## Goal
Omit the pictures and output every entry below exactly as written.

Data in this exercise start

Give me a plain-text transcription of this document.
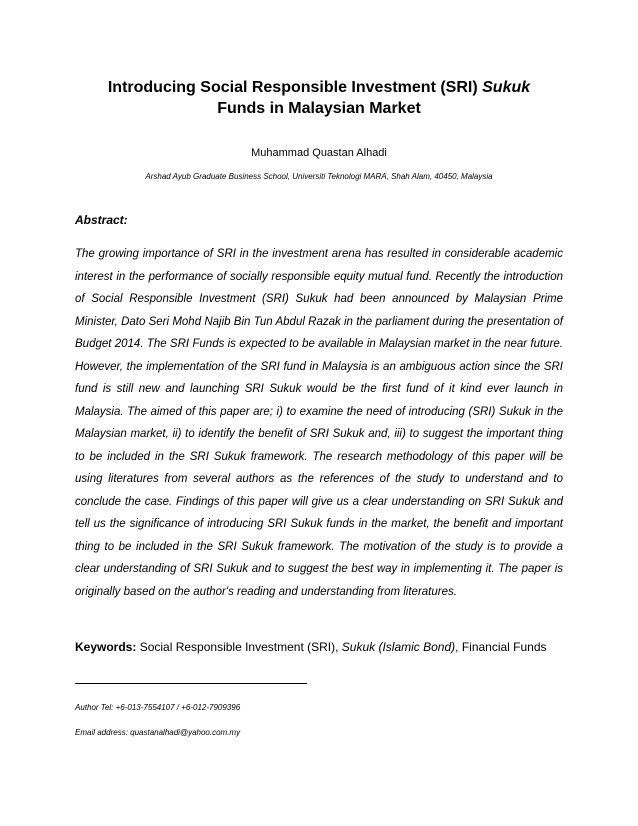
Introducing Social Responsible Investment (SRI) Sukuk
Funds in Malaysian Market

Muhammad Quastan Alhadi

Arshad Ayub Graduate Business School, Universiti Teknologi MARA, Shah Alam, 40450, Malaysia

Abstract:

The growing importance of SRI in the investment arena has resulted in considerable academic interest in the performance of socially responsible equity mutual fund. Recently the introduction of Social Responsible Investment (SRI) Sukuk had been announced by Malaysian Prime Minister, Dato Seri Mohd Najib Bin Tun Abdul Razak in the parliament during the presentation of Budget 2014. The SRI Funds is expected to be available in Malaysian market in the near future. However, the implementation of the SRI fund in Malaysia is an ambiguous action since the SRI fund is still new and launching SRI Sukuk would be the first fund of it kind ever launch in Malaysia. The aimed of this paper are; i) to examine the need of introducing (SRI) Sukuk in the Malaysian market, ii) to identify the benefit of SRI Sukuk and, iii) to suggest the important thing to be included in the SRI Sukuk framework. The research methodology of this paper will be using literatures from several authors as the references of the study to understand and to conclude the case. Findings of this paper will give us a clear understanding on SRI Sukuk and tell us the significance of introducing SRI Sukuk funds in the market, the benefit and important thing to be included in the SRI Sukuk framework. The motivation of the study is to provide a clear understanding of SRI Sukuk and to suggest the best way in implementing it. The paper is originally based on the author's reading and understanding from literatures.

Keywords: Social Responsible Investment (SRI), Sukuk (Islamic Bond), Financial Funds

Author Tel: +6-013-7554107 / +6-012-7909396

Email address: quastanalhadi@yahoo.com.my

Data in this exercise end

## Solution for this problem
Give me a plain-text transcription of this document.
Introducing Social Responsible Investment (SRI) Sukuk
Funds in Malaysian Market

Muhammad Quastan Alhadi

Arshad Ayub Graduate Business School, Universiti Teknologi MARA, Shah Alam, 40450, Malaysia

Abstract:

The growing importance of SRI in the investment arena has resulted in considerable academic interest in the performance of socially responsible equity mutual fund. Recently the introduction of Social Responsible Investment (SRI) Sukuk had been announced by Malaysian Prime Minister, Dato Seri Mohd Najib Bin Tun Abdul Razak in the parliament during the presentation of Budget 2014. The SRI Funds is expected to be available in Malaysian market in the near future. However, the implementation of the SRI fund in Malaysia is an ambiguous action since the SRI fund is still new and launching SRI Sukuk would be the first fund of it kind ever launch in Malaysia. The aimed of this paper are; i) to examine the need of introducing (SRI) Sukuk in the Malaysian market, ii) to identify the benefit of SRI Sukuk and, iii) to suggest the important thing to be included in the SRI Sukuk framework. The research methodology of this paper will be using literatures from several authors as the references of the study to understand and to conclude the case. Findings of this paper will give us a clear understanding on SRI Sukuk and tell us the significance of introducing SRI Sukuk funds in the market, the benefit and important thing to be included in the SRI Sukuk framework. The motivation of the study is to provide a clear understanding of SRI Sukuk and to suggest the best way in implementing it. The paper is originally based on the author's reading and understanding from literatures.

Keywords: Social Responsible Investment (SRI), Sukuk (Islamic Bond), Financial Funds

Author Tel: +6-013-7554107 / +6-012-7909396

Email address: quastanalhadi@yahoo.com.my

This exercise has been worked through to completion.